■ Written task
From the listing below, pull out all lines with "Pool" in them.

■ Record excerpts
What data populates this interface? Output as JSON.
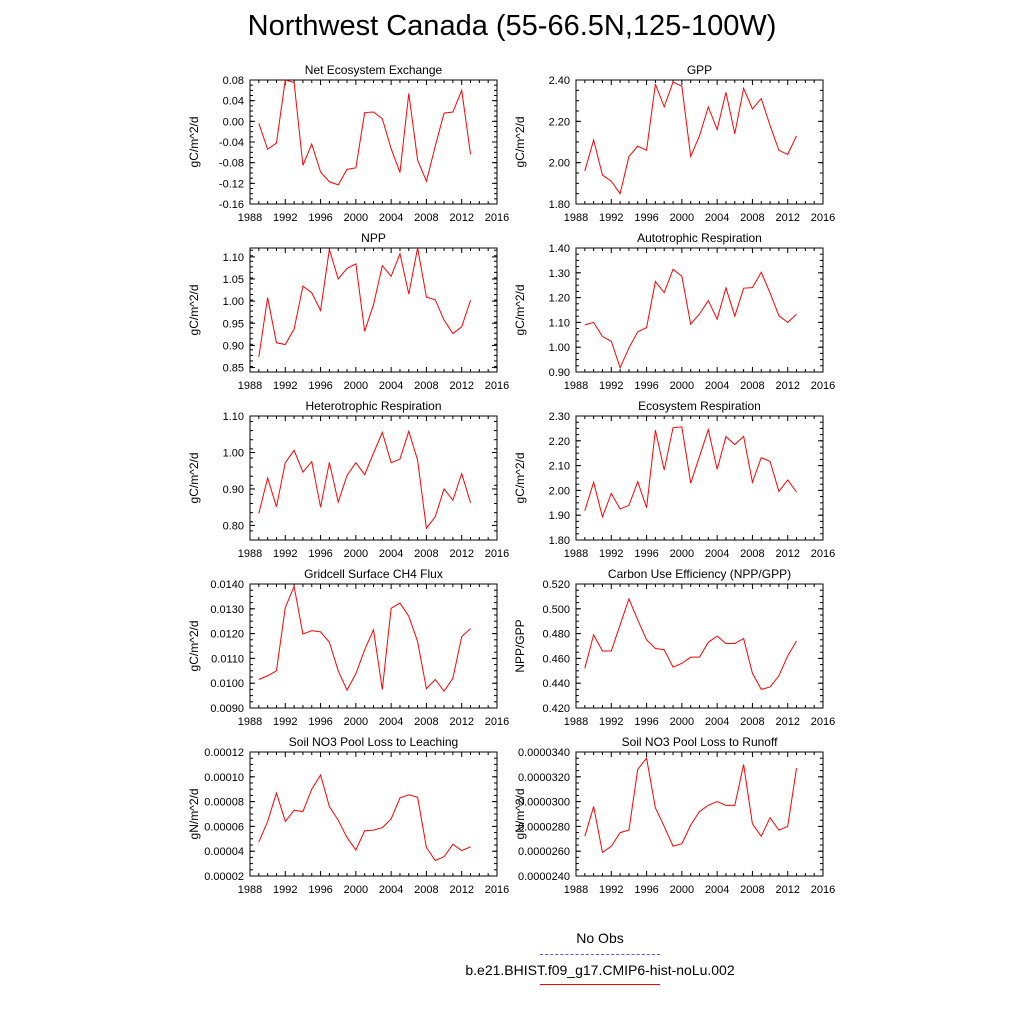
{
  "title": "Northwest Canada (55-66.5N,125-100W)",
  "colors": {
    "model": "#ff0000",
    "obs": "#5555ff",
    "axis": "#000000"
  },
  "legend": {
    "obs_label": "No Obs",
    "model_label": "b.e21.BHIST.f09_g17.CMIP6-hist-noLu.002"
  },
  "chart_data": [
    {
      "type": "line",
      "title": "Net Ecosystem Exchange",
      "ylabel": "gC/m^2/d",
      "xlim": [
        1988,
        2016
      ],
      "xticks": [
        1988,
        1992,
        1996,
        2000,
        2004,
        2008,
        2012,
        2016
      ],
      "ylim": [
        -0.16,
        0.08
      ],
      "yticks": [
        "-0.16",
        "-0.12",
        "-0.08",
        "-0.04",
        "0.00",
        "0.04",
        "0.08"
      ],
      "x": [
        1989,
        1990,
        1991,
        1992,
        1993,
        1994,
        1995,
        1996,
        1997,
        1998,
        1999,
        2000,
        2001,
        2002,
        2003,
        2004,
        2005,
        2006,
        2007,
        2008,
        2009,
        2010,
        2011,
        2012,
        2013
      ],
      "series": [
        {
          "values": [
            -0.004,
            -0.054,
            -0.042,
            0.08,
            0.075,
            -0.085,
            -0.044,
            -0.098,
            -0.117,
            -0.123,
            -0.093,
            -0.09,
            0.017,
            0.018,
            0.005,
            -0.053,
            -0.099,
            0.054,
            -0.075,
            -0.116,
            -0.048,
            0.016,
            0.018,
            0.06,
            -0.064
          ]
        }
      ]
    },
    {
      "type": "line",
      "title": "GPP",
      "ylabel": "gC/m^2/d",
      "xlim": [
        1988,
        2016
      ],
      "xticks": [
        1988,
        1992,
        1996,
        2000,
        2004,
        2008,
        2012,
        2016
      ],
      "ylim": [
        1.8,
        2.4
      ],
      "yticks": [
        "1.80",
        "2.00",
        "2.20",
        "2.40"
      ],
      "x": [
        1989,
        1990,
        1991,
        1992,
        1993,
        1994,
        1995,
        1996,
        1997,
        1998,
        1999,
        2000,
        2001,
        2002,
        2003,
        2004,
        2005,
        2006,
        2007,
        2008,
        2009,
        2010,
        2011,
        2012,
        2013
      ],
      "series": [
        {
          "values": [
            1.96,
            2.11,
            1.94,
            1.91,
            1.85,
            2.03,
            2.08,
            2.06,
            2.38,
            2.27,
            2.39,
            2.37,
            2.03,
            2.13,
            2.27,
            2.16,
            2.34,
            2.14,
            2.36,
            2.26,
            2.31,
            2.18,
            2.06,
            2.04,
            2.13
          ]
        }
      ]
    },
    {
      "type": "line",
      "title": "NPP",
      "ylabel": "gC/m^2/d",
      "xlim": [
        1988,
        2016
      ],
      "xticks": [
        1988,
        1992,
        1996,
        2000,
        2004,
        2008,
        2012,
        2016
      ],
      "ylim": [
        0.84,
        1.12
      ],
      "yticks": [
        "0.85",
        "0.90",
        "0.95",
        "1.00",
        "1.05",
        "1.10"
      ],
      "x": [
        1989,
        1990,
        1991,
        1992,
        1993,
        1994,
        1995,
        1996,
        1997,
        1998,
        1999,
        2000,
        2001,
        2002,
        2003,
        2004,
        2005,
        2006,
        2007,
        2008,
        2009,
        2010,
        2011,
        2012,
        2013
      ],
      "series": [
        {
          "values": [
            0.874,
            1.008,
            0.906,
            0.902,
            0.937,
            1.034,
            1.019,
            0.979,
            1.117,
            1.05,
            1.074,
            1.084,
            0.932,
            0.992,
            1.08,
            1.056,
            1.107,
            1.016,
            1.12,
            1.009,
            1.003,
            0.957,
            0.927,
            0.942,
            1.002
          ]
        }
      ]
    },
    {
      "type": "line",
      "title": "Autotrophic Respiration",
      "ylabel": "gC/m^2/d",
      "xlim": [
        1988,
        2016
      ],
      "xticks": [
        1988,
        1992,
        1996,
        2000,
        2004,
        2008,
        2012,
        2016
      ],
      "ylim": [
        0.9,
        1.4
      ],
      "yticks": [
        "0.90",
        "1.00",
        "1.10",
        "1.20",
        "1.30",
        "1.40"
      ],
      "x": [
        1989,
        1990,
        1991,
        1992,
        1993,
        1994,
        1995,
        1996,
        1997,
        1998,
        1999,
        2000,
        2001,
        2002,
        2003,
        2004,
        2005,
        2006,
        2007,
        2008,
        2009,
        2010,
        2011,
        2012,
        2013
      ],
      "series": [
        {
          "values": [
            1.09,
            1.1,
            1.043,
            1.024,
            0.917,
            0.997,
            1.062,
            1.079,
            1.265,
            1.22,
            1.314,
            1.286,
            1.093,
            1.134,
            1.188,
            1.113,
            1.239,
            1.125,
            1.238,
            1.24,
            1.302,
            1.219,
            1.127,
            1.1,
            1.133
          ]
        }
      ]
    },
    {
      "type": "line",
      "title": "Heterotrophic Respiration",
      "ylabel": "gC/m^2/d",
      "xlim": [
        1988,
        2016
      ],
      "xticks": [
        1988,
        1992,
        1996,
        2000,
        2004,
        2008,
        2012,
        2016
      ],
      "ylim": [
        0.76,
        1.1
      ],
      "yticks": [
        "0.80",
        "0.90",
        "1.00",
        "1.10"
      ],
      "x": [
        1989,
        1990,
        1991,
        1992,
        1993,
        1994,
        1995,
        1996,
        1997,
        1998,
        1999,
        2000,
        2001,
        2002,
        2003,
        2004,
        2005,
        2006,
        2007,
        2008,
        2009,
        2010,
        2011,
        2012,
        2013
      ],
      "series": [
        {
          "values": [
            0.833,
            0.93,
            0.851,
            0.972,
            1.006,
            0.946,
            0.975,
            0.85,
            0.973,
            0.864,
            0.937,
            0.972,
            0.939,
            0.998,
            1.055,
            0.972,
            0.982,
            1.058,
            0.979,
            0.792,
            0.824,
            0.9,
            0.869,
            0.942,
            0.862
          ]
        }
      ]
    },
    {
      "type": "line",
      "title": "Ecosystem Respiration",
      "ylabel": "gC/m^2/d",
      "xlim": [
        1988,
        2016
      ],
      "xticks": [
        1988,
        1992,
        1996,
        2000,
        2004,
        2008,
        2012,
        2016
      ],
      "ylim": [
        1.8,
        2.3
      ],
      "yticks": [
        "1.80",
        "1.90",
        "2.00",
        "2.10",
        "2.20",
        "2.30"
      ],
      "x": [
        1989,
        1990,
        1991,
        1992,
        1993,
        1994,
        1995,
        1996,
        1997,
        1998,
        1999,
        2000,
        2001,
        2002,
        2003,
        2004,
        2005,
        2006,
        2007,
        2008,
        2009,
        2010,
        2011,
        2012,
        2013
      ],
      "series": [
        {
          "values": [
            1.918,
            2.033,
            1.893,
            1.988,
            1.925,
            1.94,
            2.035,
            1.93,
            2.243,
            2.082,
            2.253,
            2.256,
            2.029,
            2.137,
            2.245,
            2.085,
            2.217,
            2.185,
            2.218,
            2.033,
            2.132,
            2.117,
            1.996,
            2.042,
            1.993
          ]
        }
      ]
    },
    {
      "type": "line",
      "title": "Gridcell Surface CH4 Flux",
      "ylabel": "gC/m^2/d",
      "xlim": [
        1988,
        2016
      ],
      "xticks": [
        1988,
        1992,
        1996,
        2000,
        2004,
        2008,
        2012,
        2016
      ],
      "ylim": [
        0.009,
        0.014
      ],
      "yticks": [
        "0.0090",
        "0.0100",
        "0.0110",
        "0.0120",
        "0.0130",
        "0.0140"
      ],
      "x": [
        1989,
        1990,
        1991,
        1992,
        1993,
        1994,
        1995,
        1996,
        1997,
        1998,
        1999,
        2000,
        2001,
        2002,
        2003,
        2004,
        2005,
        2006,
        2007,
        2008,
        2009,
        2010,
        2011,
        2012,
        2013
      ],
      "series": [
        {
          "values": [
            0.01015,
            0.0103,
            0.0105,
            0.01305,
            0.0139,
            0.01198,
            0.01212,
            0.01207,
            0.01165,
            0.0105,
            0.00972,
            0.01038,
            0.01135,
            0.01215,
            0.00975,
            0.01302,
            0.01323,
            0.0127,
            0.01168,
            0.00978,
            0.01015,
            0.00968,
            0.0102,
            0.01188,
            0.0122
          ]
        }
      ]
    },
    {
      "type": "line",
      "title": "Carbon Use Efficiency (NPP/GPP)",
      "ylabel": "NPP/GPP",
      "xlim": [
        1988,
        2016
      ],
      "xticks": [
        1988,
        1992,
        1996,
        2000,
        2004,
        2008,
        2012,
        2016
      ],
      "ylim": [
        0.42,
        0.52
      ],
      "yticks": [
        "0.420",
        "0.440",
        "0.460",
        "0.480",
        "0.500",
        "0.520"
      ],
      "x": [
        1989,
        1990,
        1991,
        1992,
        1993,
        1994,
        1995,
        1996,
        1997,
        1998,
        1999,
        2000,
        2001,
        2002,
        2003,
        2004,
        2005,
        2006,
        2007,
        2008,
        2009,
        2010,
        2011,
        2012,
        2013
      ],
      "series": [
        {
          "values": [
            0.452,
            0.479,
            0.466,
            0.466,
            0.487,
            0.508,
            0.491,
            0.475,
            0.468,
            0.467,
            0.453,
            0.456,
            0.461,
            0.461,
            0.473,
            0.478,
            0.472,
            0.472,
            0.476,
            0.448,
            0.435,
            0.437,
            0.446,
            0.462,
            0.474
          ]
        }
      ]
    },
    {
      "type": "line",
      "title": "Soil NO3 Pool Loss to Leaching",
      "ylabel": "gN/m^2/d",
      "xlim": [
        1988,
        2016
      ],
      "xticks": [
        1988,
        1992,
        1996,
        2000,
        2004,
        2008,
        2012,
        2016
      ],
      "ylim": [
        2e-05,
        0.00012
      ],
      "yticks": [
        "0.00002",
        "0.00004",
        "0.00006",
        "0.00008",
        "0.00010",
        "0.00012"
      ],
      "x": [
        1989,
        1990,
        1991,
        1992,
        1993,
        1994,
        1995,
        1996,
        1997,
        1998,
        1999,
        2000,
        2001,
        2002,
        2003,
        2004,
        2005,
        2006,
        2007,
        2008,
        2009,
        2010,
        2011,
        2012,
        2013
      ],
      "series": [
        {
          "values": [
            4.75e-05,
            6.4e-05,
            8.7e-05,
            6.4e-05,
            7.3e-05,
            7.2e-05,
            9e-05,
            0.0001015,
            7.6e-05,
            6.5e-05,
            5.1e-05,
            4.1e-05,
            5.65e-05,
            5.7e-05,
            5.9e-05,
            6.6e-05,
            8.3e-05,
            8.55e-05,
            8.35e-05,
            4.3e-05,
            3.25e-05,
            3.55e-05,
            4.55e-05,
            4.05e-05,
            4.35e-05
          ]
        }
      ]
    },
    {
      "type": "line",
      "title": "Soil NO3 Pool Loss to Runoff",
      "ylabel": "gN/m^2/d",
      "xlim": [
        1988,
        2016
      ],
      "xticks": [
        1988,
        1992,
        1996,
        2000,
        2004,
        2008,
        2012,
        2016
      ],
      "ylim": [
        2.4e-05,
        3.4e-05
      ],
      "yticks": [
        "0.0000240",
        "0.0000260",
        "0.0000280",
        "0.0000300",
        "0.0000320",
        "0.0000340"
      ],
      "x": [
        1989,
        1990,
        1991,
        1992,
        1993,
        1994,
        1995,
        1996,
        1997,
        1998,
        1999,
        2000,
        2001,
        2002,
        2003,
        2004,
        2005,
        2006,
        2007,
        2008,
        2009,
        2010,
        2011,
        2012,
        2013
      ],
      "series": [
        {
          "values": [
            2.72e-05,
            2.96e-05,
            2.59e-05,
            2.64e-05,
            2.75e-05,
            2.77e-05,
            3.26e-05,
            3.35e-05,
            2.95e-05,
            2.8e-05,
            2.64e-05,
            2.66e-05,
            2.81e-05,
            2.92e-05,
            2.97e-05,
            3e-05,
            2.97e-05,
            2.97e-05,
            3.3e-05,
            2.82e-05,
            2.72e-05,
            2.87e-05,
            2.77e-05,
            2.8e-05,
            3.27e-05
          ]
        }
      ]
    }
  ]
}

■ Result
      "title": "Soil NO3 Pool Loss to Leaching",
      "title": "Soil NO3 Pool Loss to Runoff",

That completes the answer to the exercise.